*Goal of the exercise*:
Every record must be transcribed in its entirety, apart from the images, which are to be omitted.

*Dataset records*:
--- start ---

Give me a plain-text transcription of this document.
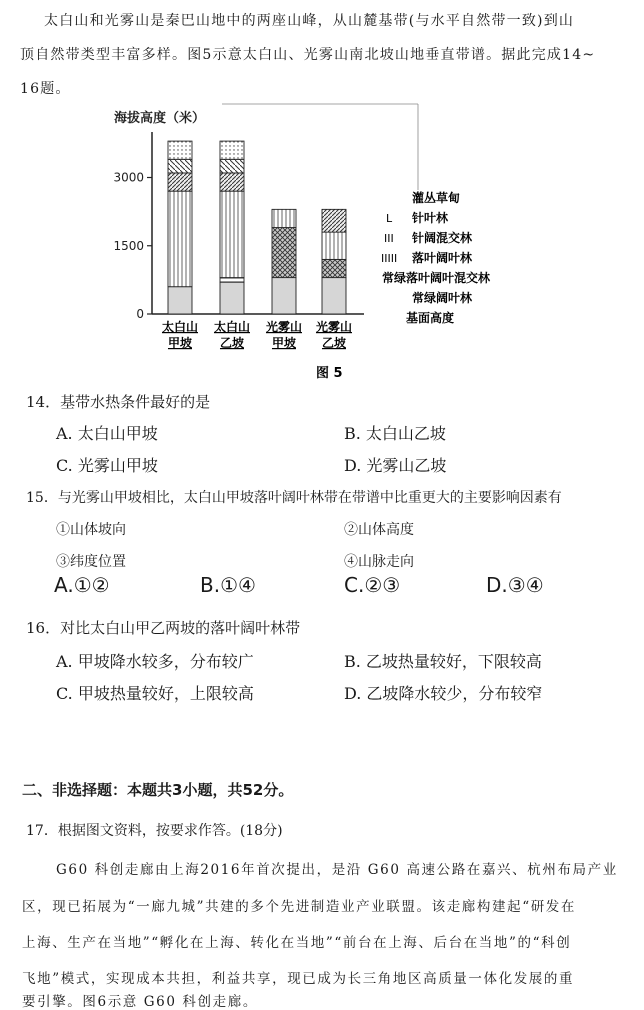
太白山和光雾山是秦巴山地中的两座山峰，从山麓基带(与水平自然带一致)到山
顶自然带类型丰富多样。图5示意太白山、光雾山南北坡山地垂直带谱。据此完成14~
16题。
海拔高度（米）
0
1500
3000
太白山
甲坡
太白山
乙坡
光雾山
甲坡
光雾山
乙坡
灌丛草甸
L 针叶林
III 针阔混交林
IIIII 落叶阔叶林
常绿落叶阔叶混交林
常绿阔叶林
基面高度
图 5
14．基带水热条件最好的是
A. 太白山甲坡	B. 太白山乙坡
C. 光雾山甲坡	D. 光雾山乙坡
15．与光雾山甲坡相比，太白山甲坡落叶阔叶林带在带谱中比重更大的主要影响因素有
①山体坡向	②山体高度
③纬度位置	④山脉走向
A.①②	B.①④	C.②③	D.③④
16．对比太白山甲乙两坡的落叶阔叶林带
A. 甲坡降水较多，分布较广	B. 乙坡热量较好，下限较高
C. 甲坡热量较好，上限较高	D. 乙坡降水较少，分布较窄
二、非选择题：本题共3小题，共52分。
17．根据图文资料，按要求作答。(18分)
G60 科创走廊由上海2016年首次提出，是沿 G60 高速公路在嘉兴、杭州布局产业
区，现已拓展为“一廊九城”共建的多个先进制造业产业联盟。该走廊构建起“研发在
上海、生产在当地”“孵化在上海、转化在当地”“前台在上海、后台在当地”的“科创
飞地”模式，实现成本共担，利益共享，现已成为长三角地区高质量一体化发展的重
要引擎。图6示意 G60 科创走廊。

--- end ---

*Expected output*:
Give me a plain-text transcription of this document.
太白山和光雾山是秦巴山地中的两座山峰，从山麓基带(与水平自然带一致)到山
顶自然带类型丰富多样。图5示意太白山、光雾山南北坡山地垂直带谱。据此完成14~
16题。
海拔高度（米）
0
1500
3000
太白山
甲坡
太白山
乙坡
光雾山
甲坡
光雾山
乙坡
灌丛草甸
L 针叶林
III 针阔混交林
IIIII 落叶阔叶林
常绿落叶阔叶混交林
常绿阔叶林
基面高度
图 5
14．基带水热条件最好的是
A. 太白山甲坡	B. 太白山乙坡
C. 光雾山甲坡	D. 光雾山乙坡
15．与光雾山甲坡相比，太白山甲坡落叶阔叶林带在带谱中比重更大的主要影响因素有
①山体坡向	②山体高度
③纬度位置	④山脉走向
A.①②	B.①④	C.②③	D.③④
16．对比太白山甲乙两坡的落叶阔叶林带
A. 甲坡降水较多，分布较广	B. 乙坡热量较好，下限较高
C. 甲坡热量较好，上限较高	D. 乙坡降水较少，分布较窄
二、非选择题：本题共3小题，共52分。
17．根据图文资料，按要求作答。(18分)
G60 科创走廊由上海2016年首次提出，是沿 G60 高速公路在嘉兴、杭州布局产业
区，现已拓展为“一廊九城”共建的多个先进制造业产业联盟。该走廊构建起“研发在
上海、生产在当地”“孵化在上海、转化在当地”“前台在上海、后台在当地”的“科创
飞地”模式，实现成本共担，利益共享，现已成为长三角地区高质量一体化发展的重
要引擎。图6示意 G60 科创走廊。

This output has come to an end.